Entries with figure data

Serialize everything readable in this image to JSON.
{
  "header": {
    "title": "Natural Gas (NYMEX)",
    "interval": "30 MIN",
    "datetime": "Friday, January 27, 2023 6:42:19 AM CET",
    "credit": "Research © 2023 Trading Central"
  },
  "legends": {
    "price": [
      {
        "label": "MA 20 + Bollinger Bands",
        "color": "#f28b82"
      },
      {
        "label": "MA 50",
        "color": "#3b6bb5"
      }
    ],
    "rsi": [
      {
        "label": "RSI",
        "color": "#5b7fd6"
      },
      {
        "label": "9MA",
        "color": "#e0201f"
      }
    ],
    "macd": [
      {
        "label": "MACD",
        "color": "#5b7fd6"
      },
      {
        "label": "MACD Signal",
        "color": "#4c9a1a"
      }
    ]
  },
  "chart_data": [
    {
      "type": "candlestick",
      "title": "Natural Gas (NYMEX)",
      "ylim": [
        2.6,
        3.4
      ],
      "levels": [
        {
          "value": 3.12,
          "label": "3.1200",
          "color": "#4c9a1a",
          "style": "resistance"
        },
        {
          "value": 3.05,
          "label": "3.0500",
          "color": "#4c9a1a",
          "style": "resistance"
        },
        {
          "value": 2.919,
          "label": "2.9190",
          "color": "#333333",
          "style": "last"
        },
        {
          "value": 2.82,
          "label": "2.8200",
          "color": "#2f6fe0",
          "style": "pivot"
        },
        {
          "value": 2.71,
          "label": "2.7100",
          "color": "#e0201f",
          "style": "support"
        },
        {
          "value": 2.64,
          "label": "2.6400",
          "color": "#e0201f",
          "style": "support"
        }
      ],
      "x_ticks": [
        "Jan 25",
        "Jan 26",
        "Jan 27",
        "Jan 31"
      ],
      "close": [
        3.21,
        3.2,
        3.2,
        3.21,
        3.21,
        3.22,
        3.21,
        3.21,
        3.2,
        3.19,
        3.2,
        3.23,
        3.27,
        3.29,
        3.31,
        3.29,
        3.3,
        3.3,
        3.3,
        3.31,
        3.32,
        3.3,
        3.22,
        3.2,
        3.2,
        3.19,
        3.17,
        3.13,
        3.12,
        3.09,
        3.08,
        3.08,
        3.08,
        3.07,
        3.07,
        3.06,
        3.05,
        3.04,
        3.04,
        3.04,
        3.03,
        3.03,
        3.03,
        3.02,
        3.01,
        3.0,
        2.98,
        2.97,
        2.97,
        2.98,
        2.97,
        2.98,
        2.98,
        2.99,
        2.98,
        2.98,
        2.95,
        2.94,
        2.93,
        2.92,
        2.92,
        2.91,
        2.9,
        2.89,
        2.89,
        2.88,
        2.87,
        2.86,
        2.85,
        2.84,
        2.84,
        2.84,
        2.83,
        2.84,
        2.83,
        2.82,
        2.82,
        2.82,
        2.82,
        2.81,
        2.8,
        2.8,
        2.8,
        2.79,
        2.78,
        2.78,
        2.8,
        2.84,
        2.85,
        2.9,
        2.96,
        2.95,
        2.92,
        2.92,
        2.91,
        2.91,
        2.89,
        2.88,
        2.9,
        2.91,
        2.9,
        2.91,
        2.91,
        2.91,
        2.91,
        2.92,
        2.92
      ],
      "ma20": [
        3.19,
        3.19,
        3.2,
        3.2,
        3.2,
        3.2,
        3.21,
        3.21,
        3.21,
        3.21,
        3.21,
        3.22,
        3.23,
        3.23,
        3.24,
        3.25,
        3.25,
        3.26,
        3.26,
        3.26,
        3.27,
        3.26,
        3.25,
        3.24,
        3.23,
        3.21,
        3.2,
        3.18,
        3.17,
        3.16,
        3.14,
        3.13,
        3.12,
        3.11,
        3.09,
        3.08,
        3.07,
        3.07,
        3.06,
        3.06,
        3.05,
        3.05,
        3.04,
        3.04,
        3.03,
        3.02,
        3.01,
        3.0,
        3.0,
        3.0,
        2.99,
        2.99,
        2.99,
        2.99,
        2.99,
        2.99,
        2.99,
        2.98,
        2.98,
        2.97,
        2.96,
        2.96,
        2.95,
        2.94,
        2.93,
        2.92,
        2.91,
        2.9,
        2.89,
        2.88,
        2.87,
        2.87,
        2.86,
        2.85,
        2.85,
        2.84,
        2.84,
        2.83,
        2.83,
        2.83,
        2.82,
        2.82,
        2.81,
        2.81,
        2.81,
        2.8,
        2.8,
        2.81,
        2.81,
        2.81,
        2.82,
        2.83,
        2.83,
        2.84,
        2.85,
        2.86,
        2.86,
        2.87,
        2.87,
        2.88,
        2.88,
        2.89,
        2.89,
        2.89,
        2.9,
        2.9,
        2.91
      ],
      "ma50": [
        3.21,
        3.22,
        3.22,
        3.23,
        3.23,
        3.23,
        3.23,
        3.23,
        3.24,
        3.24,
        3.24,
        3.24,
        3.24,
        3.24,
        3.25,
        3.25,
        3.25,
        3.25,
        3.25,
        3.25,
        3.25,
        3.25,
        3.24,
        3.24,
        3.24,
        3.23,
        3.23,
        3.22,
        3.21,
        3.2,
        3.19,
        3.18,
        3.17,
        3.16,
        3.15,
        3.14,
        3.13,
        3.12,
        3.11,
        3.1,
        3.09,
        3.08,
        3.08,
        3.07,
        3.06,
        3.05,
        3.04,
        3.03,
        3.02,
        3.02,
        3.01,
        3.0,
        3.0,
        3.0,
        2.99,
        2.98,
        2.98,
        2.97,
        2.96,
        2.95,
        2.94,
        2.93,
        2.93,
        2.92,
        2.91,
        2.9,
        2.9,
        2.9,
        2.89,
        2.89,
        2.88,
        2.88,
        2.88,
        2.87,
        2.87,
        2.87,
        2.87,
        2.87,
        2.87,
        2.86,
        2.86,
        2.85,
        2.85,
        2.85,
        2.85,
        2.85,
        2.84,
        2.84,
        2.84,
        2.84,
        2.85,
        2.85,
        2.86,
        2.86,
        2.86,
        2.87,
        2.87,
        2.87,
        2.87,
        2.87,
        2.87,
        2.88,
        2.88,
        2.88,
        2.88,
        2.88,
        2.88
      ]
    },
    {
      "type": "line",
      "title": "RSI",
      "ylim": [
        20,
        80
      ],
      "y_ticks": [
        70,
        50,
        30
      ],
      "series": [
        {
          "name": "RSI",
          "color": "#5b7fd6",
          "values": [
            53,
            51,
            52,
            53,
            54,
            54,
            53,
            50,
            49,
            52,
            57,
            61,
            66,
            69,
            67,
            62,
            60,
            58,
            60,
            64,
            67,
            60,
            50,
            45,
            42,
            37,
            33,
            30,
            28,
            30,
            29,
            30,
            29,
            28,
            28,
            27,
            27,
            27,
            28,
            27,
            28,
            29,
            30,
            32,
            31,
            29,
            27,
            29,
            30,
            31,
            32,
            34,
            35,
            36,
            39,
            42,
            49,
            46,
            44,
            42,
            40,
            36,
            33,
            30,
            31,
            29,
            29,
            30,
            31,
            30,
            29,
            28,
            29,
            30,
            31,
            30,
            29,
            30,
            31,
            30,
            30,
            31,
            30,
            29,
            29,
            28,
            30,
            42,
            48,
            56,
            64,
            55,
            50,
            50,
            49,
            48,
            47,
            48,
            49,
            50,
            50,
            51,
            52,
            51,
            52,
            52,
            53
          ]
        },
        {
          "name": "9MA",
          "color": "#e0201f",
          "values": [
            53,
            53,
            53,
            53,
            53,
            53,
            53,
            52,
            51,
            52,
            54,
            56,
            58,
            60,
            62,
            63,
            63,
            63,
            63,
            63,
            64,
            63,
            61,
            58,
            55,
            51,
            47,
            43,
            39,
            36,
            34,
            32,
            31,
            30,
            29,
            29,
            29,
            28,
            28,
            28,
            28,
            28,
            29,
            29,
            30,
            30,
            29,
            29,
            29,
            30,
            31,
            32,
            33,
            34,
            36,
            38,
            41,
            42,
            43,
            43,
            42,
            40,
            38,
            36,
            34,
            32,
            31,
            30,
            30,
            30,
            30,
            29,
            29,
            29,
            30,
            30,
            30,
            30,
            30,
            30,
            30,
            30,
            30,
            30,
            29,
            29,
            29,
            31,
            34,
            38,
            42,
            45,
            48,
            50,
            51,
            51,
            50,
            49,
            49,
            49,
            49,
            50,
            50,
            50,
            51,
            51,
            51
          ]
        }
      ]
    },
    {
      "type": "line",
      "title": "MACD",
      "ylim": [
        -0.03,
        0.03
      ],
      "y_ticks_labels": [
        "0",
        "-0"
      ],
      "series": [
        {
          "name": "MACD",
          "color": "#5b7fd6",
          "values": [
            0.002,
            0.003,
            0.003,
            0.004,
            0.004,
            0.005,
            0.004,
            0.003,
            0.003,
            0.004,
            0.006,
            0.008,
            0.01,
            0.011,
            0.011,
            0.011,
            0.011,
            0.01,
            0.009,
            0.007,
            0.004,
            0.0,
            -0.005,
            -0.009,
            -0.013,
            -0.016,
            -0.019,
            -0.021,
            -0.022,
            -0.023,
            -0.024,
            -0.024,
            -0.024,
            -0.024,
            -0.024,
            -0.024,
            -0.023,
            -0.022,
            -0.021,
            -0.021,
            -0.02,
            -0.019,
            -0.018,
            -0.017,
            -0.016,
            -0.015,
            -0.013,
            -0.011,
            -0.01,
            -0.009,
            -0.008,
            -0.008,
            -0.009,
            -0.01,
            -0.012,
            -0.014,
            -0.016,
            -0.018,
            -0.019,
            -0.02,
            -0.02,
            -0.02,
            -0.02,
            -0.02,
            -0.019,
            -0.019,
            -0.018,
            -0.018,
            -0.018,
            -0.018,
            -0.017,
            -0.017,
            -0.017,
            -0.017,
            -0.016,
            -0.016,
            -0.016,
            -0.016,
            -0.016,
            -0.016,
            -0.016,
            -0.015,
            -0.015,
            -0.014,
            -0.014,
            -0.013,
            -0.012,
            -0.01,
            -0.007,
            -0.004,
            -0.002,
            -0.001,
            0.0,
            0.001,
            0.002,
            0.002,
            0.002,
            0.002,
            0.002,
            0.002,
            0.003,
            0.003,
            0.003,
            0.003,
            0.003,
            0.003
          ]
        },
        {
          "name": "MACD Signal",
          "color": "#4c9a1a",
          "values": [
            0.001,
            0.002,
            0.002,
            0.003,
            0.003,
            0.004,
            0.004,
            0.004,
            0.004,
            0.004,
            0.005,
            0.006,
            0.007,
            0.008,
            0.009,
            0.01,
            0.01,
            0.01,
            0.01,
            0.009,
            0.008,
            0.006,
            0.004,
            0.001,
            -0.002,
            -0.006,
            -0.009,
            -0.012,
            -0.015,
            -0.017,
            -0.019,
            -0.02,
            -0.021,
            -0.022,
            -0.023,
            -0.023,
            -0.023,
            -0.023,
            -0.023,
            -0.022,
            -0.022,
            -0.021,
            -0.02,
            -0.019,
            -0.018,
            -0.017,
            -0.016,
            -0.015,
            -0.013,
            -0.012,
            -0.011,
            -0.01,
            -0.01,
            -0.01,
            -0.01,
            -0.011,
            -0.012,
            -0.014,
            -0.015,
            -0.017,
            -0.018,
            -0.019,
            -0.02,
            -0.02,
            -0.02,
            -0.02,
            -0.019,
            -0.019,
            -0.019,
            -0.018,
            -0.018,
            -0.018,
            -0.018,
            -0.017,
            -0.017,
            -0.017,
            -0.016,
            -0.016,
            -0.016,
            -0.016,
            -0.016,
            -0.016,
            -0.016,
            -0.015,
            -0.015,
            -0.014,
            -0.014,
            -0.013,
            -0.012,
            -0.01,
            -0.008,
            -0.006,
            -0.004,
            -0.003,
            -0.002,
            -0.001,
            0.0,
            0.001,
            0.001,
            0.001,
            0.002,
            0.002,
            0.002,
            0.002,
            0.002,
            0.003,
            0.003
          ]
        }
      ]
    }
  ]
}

What you are asked to do: Choose all lines containing the string "NYMEX" and copy them out.

Completed task:
    "title": "Natural Gas (NYMEX)",
      "title": "Natural Gas (NYMEX)",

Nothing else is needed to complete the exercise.